What is asked:
Copy out the following lines word for word, omitting the pictures.

— BEGIN Dataset records —

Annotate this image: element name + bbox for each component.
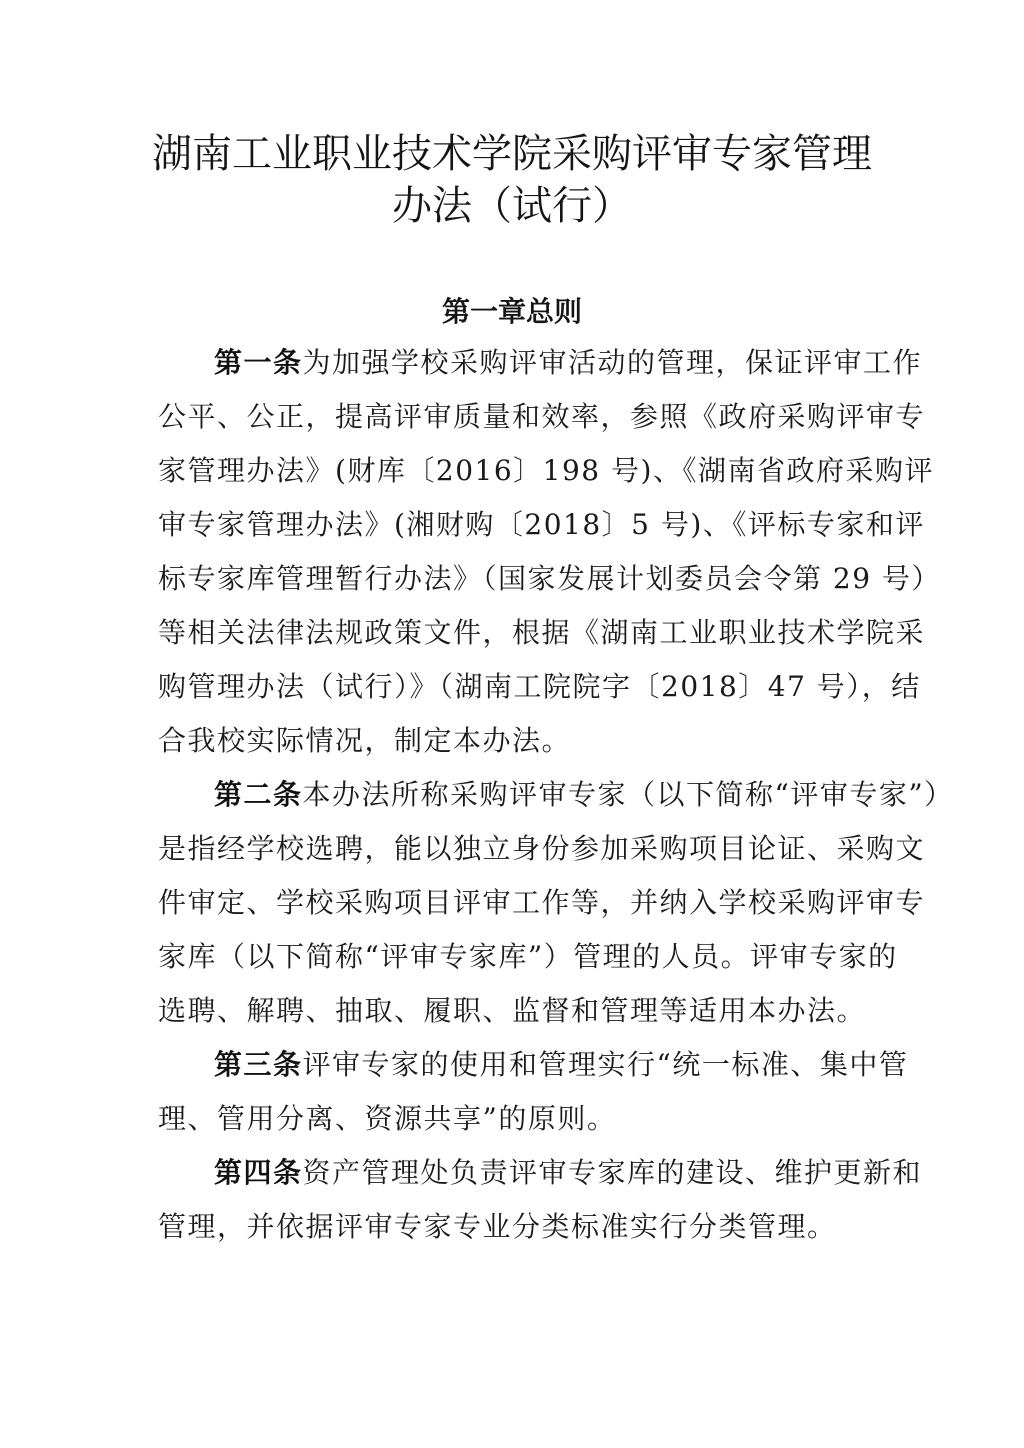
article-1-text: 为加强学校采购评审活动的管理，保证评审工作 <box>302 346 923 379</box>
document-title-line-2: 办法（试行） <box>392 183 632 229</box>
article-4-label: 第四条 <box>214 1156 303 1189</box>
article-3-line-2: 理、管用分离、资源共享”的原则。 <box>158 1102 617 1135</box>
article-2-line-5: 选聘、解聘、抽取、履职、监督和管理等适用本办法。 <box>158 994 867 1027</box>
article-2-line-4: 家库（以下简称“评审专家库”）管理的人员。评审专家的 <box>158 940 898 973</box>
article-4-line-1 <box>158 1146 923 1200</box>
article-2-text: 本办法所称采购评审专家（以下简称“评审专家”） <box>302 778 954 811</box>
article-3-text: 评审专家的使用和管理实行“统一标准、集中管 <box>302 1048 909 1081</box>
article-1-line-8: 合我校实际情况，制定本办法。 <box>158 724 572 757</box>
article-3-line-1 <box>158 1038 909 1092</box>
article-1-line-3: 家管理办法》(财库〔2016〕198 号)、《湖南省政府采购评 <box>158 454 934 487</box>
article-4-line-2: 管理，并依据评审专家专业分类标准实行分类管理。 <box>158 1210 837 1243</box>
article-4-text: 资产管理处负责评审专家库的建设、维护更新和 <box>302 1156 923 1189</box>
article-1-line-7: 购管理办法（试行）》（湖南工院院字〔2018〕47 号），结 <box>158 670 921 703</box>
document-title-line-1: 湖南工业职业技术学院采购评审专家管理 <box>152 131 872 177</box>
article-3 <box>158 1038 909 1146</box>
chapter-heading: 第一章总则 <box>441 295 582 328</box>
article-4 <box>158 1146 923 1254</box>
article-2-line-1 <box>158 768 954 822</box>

— END Dataset records —

Task answer:
Annotate this image: element name + bbox for each component.
article-1-text: 为加强学校采购评审活动的管理，保证评审工作 <box>302 346 923 379</box>
document-title-line-2: 办法（试行） <box>392 183 632 229</box>
article-4-label: 第四条 <box>214 1156 303 1189</box>
article-3-line-2: 理、管用分离、资源共享”的原则。 <box>158 1102 617 1135</box>
article-2-line-5: 选聘、解聘、抽取、履职、监督和管理等适用本办法。 <box>158 994 867 1027</box>
article-2-line-4: 家库（以下简称“评审专家库”）管理的人员。评审专家的 <box>158 940 898 973</box>
article-4-line-1 <box>158 1146 923 1200</box>
article-2-text: 本办法所称采购评审专家（以下简称“评审专家”） <box>302 778 954 811</box>
article-3-text: 评审专家的使用和管理实行“统一标准、集中管 <box>302 1048 909 1081</box>
article-1-line-8: 合我校实际情况，制定本办法。 <box>158 724 572 757</box>
article-3-line-1 <box>158 1038 909 1092</box>
article-1-line-3: 家管理办法》(财库〔2016〕198 号)、《湖南省政府采购评 <box>158 454 934 487</box>
article-4-line-2: 管理，并依据评审专家专业分类标准实行分类管理。 <box>158 1210 837 1243</box>
article-4-text: 资产管理处负责评审专家库的建设、维护更新和 <box>302 1156 923 1189</box>
article-1-line-7: 购管理办法（试行）》（湖南工院院字〔2018〕47 号），结 <box>158 670 921 703</box>
document-title-line-1: 湖南工业职业技术学院采购评审专家管理 <box>152 131 872 177</box>
article-3 <box>158 1038 909 1146</box>
chapter-heading: 第一章总则 <box>441 295 582 328</box>
article-4 <box>158 1146 923 1254</box>
article-2-line-1 <box>158 768 954 822</box>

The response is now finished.